(WHAT YOU ARE ASKED TO DO): Show every line that has the string "this" in it.

(MATERIAL SUPPLIED):
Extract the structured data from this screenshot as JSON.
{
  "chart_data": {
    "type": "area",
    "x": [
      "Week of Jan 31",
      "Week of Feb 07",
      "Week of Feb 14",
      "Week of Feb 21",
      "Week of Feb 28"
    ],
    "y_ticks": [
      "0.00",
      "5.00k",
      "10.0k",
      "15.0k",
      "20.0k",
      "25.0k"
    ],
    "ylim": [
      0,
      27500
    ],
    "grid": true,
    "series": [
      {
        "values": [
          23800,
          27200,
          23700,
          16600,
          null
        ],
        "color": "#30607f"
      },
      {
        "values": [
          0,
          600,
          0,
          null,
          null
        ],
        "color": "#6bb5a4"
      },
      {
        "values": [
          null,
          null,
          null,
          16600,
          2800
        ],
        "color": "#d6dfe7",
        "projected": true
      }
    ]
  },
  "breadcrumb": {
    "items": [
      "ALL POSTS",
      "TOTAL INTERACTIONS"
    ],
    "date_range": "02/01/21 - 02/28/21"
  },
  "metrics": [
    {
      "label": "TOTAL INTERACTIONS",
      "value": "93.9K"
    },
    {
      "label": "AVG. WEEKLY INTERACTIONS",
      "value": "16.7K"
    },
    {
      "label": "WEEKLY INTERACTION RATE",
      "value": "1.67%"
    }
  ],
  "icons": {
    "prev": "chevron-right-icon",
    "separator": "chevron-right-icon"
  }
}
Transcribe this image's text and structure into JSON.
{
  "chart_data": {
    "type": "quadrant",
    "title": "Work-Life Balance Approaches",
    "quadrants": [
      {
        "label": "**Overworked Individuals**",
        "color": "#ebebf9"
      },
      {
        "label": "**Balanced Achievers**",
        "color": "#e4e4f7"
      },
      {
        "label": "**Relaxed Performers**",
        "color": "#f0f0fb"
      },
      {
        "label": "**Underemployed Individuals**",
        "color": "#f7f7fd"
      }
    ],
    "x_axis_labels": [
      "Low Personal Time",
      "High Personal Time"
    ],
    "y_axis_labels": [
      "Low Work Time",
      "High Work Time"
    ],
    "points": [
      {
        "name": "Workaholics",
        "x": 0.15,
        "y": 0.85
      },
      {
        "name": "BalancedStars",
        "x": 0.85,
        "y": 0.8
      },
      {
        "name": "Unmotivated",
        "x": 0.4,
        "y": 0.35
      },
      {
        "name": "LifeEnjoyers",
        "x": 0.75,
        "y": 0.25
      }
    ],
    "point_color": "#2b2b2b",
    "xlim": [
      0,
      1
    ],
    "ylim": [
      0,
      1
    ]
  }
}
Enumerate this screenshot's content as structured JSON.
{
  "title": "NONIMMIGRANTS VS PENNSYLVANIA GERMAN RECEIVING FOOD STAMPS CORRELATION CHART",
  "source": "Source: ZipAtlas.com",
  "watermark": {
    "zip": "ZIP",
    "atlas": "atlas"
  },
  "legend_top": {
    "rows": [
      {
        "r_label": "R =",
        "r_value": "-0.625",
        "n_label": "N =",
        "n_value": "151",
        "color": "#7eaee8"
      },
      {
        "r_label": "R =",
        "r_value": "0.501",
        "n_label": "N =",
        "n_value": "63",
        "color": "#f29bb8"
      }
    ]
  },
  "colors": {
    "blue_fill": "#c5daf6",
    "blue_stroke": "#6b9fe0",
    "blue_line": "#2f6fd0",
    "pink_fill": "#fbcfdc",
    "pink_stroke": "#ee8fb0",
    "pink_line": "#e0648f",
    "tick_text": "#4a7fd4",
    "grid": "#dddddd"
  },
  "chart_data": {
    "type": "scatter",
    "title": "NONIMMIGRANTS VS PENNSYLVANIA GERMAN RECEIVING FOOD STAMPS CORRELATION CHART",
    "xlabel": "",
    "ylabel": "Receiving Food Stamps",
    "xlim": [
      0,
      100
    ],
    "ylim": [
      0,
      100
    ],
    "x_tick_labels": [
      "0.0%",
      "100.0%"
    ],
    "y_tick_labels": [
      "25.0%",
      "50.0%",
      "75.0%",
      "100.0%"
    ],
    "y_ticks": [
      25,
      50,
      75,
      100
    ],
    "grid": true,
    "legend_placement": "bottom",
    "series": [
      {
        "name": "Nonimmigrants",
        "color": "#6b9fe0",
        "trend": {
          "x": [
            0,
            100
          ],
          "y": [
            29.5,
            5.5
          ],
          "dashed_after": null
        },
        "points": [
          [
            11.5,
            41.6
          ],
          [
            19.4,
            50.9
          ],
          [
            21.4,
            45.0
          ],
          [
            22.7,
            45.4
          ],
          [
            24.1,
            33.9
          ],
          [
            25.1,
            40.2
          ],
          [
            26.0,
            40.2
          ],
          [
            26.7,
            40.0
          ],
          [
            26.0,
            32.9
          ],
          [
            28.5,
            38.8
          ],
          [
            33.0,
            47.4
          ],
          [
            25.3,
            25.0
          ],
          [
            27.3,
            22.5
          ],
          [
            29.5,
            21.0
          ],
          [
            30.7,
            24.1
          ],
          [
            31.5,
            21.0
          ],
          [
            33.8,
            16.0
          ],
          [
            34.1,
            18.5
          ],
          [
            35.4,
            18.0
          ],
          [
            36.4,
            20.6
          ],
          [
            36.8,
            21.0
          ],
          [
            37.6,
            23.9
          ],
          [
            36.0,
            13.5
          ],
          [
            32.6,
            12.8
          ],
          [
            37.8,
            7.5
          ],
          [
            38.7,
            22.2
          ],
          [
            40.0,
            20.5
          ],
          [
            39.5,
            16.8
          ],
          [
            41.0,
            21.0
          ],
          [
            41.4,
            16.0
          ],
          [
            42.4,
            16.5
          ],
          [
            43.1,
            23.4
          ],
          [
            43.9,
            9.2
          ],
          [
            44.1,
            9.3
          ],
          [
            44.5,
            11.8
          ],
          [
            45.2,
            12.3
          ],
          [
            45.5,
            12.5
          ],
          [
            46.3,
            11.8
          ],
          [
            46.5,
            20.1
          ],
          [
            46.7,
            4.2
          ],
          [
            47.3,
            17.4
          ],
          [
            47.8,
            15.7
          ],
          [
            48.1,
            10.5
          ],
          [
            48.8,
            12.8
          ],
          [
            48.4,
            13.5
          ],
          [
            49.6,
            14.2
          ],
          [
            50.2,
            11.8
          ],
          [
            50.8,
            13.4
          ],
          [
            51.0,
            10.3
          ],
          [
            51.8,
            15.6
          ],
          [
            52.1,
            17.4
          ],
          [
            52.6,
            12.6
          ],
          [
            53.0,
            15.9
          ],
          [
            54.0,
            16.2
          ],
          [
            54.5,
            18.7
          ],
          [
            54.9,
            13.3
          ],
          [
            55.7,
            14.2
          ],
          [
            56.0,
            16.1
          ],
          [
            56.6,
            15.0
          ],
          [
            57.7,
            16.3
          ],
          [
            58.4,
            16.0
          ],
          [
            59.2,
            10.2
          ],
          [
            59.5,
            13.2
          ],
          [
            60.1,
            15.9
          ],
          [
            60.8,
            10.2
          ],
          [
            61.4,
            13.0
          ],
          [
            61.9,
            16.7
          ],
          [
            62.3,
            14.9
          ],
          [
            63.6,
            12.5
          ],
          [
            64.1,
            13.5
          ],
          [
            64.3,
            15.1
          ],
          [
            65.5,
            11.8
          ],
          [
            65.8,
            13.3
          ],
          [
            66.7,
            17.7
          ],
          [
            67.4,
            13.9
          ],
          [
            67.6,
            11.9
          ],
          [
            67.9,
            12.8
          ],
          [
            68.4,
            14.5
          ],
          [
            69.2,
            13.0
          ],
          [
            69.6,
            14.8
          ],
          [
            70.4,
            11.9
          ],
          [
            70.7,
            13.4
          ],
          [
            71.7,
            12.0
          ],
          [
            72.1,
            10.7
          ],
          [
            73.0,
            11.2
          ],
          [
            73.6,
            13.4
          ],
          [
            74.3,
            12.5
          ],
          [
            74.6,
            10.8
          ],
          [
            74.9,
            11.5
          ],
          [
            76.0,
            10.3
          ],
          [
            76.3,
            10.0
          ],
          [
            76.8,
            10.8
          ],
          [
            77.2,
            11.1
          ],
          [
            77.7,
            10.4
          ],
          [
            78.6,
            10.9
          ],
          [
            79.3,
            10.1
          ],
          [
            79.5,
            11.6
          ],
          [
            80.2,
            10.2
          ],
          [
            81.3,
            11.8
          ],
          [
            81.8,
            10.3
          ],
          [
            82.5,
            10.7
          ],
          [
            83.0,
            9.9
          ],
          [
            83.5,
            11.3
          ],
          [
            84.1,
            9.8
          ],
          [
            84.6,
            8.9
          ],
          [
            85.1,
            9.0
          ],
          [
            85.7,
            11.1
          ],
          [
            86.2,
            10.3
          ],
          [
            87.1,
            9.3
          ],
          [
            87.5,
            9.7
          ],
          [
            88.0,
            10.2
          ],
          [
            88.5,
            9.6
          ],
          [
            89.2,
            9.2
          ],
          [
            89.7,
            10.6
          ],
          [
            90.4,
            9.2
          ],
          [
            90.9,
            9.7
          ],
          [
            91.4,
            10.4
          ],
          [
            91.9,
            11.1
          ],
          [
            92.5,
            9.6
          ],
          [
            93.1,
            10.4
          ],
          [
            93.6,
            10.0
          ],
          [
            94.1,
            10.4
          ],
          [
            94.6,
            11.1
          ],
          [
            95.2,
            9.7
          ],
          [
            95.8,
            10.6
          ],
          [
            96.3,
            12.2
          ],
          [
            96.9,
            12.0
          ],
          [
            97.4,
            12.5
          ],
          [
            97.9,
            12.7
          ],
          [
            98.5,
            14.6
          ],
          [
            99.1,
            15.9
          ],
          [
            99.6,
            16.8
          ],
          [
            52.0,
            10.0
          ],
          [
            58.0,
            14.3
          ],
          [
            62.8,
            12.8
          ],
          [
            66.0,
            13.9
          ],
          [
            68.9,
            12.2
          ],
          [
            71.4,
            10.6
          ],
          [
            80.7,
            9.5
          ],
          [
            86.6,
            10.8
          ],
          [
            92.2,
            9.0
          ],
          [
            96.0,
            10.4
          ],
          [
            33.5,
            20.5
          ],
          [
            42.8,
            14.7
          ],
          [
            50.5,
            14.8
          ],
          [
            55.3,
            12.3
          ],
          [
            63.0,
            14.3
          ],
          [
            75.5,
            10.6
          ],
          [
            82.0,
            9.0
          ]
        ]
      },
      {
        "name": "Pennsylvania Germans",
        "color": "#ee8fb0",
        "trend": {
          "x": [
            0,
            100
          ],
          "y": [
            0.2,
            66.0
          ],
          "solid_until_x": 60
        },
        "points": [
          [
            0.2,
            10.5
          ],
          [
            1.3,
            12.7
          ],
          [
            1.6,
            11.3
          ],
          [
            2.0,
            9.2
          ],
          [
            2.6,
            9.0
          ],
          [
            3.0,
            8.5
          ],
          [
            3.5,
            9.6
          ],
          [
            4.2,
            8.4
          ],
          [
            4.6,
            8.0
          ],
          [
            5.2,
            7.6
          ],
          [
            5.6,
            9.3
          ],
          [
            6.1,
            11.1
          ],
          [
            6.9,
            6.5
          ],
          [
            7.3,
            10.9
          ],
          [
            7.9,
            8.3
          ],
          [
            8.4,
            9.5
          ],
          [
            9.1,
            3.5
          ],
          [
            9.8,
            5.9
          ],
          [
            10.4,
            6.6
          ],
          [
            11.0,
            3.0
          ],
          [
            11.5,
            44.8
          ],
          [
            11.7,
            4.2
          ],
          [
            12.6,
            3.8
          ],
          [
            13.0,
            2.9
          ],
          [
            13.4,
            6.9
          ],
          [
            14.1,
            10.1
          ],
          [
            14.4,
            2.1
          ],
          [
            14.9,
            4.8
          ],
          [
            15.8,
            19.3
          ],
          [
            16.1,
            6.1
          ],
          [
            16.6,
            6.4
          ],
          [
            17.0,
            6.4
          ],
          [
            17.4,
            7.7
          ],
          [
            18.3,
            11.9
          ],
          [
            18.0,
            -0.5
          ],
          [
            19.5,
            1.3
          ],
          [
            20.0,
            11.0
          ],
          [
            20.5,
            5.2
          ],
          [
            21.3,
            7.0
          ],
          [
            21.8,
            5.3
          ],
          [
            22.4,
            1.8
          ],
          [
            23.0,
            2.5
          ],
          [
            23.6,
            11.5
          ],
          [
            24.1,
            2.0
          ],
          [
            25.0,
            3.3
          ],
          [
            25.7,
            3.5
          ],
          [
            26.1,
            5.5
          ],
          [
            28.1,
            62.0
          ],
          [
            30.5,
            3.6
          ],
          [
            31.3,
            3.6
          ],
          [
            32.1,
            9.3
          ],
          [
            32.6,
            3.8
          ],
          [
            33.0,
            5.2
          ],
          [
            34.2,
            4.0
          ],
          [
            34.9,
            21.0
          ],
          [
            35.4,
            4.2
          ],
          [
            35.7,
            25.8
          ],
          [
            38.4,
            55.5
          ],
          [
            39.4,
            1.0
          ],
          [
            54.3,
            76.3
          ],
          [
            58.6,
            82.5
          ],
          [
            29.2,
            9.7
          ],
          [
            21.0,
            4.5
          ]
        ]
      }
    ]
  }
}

(TASK RESPONSE):
Extract the structured data from this screenshot as JSON.
Transcribe this image's text and structure into JSON.
Enumerate this screenshot's content as structured JSON.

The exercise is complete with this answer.